__Task__
Find how many lines contain the word "VERY" and state that number alone.
[Begin Dataset records]
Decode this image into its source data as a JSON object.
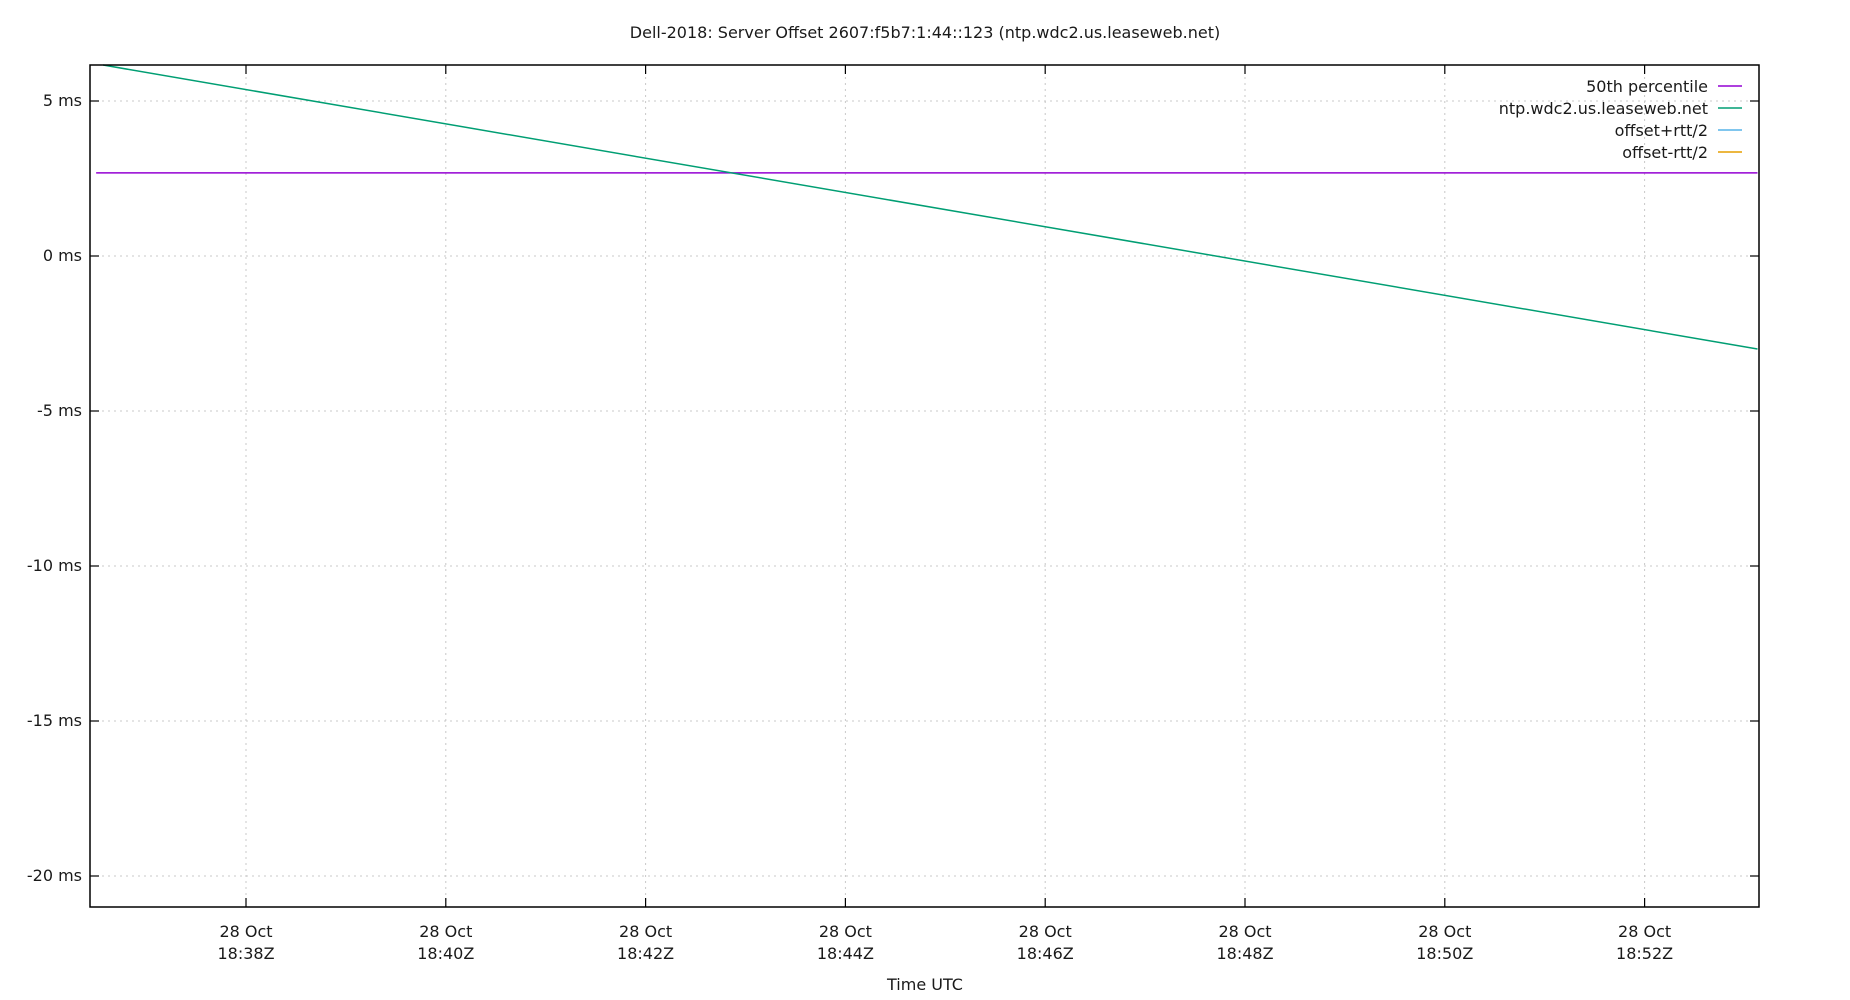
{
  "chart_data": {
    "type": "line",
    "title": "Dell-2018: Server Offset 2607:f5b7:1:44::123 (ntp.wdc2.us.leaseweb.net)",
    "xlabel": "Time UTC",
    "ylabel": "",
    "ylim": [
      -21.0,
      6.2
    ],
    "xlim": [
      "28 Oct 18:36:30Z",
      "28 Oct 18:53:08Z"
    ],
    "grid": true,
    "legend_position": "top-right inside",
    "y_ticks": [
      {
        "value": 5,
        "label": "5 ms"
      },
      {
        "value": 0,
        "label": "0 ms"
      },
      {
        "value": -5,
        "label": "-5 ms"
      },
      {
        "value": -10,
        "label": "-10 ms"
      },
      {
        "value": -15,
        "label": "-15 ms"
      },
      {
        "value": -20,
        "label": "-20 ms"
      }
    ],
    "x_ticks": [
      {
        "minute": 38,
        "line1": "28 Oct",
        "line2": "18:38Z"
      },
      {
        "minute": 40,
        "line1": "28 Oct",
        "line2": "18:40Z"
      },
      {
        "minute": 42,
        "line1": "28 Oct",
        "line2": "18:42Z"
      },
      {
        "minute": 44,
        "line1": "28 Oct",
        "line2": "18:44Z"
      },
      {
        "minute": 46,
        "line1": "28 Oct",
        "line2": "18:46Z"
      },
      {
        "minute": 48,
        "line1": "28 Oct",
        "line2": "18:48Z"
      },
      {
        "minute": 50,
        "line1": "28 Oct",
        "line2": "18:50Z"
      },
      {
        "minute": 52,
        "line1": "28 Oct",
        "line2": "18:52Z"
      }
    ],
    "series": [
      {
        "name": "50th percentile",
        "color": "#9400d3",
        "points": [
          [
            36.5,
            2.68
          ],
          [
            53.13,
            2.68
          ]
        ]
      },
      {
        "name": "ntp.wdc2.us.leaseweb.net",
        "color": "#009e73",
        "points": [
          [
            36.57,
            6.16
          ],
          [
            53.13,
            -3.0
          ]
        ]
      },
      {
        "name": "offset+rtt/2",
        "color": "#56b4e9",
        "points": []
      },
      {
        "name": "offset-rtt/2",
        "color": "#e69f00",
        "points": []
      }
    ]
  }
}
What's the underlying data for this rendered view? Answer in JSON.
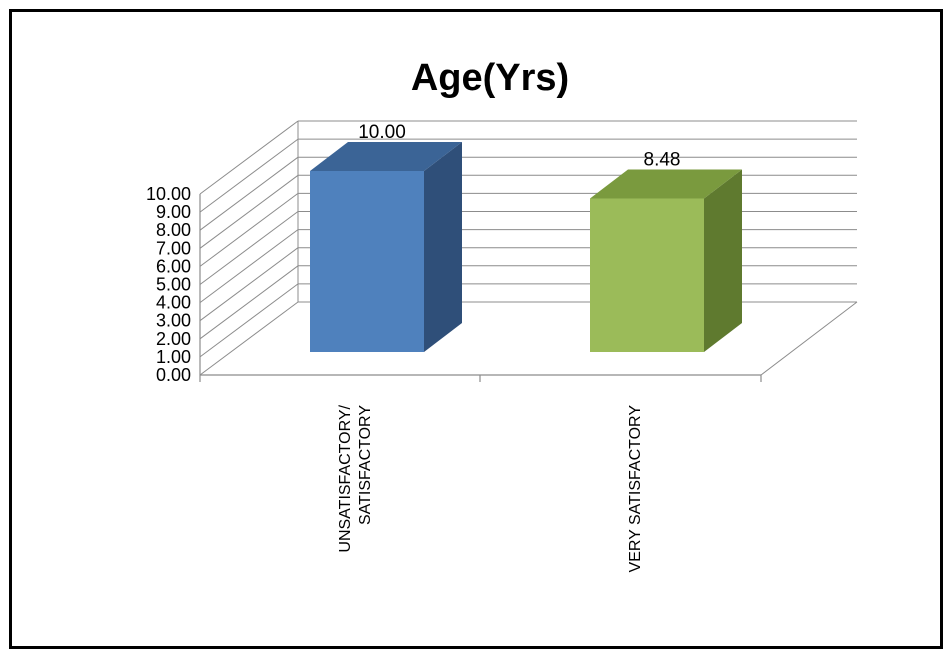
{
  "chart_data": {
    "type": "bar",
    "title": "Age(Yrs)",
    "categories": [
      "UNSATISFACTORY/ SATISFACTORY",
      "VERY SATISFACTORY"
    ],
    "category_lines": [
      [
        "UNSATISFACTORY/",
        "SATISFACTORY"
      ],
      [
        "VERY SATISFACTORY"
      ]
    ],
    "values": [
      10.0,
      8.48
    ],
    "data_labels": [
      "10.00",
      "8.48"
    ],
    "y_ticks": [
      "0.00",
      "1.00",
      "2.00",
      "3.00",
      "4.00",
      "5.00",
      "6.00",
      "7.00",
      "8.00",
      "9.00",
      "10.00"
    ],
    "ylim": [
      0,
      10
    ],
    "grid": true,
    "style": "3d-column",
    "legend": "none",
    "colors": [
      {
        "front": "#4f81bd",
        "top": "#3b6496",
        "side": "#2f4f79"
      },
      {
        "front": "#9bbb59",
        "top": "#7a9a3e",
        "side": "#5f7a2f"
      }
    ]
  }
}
[End Dataset records]
__Final result__
2